**YOUR OBJECTIVE:** Please give the data again exactly, with no line dropped.

**INPUT RECORDS:**
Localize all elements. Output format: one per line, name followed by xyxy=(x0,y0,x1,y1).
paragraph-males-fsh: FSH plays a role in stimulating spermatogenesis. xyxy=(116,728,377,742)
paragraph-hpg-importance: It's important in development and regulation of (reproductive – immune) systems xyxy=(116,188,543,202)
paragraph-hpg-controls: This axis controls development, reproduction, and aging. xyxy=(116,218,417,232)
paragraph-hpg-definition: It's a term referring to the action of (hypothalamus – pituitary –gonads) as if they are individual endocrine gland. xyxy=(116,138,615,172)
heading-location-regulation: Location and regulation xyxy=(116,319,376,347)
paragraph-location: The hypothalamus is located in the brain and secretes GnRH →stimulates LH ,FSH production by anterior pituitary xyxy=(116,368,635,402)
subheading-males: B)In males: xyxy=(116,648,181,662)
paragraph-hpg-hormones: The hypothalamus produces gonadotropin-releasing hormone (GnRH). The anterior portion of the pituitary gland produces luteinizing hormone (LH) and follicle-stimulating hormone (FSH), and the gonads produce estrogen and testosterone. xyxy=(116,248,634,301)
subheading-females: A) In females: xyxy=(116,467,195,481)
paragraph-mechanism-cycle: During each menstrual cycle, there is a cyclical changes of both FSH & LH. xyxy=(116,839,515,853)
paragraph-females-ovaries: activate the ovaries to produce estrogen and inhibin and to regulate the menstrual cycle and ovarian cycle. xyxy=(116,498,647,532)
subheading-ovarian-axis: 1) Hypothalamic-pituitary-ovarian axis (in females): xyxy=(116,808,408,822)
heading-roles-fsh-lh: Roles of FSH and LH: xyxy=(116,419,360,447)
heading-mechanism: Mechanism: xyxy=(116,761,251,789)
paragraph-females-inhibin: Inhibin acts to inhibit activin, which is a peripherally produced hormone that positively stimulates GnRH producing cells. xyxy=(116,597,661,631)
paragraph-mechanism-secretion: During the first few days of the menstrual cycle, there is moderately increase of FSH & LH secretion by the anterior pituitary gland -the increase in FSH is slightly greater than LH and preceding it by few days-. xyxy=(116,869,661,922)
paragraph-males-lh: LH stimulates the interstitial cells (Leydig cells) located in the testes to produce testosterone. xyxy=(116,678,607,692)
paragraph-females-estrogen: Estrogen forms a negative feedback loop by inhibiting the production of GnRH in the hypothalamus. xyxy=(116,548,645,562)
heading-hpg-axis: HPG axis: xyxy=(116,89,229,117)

**EXPECTED ANSWER:**
Localize all elements. Output format: one per line, name followed by xyxy=(x0,y0,x1,y1).
paragraph-males-fsh: FSH plays a role in stimulating spermatogenesis. xyxy=(116,728,377,742)
paragraph-hpg-importance: It's important in development and regulation of (reproductive – immune) systems xyxy=(116,188,543,202)
paragraph-hpg-controls: This axis controls development, reproduction, and aging. xyxy=(116,218,417,232)
paragraph-hpg-definition: It's a term referring to the action of (hypothalamus – pituitary –gonads) as if they are individual endocrine gland. xyxy=(116,138,615,172)
heading-location-regulation: Location and regulation xyxy=(116,319,376,347)
paragraph-location: The hypothalamus is located in the brain and secretes GnRH →stimulates LH ,FSH production by anterior pituitary xyxy=(116,368,635,402)
subheading-males: B)In males: xyxy=(116,648,181,662)
paragraph-hpg-hormones: The hypothalamus produces gonadotropin-releasing hormone (GnRH). The anterior portion of the pituitary gland produces luteinizing hormone (LH) and follicle-stimulating hormone (FSH), and the gonads produce estrogen and testosterone. xyxy=(116,248,634,301)
subheading-females: A) In females: xyxy=(116,467,195,481)
paragraph-mechanism-cycle: During each menstrual cycle, there is a cyclical changes of both FSH & LH. xyxy=(116,839,515,853)
paragraph-females-ovaries: activate the ovaries to produce estrogen and inhibin and to regulate the menstrual cycle and ovarian cycle. xyxy=(116,498,647,532)
subheading-ovarian-axis: 1) Hypothalamic-pituitary-ovarian axis (in females): xyxy=(116,808,408,822)
heading-roles-fsh-lh: Roles of FSH and LH: xyxy=(116,419,360,447)
heading-mechanism: Mechanism: xyxy=(116,761,251,789)
paragraph-females-inhibin: Inhibin acts to inhibit activin, which is a peripherally produced hormone that positively stimulates GnRH producing cells. xyxy=(116,597,661,631)
paragraph-mechanism-secretion: During the first few days of the menstrual cycle, there is moderately increase of FSH & LH secretion by the anterior pituitary gland -the increase in FSH is slightly greater than LH and preceding it by few days-. xyxy=(116,869,661,922)
paragraph-males-lh: LH stimulates the interstitial cells (Leydig cells) located in the testes to produce testosterone. xyxy=(116,678,607,692)
paragraph-females-estrogen: Estrogen forms a negative feedback loop by inhibiting the production of GnRH in the hypothalamus. xyxy=(116,548,645,562)
heading-hpg-axis: HPG axis: xyxy=(116,89,229,117)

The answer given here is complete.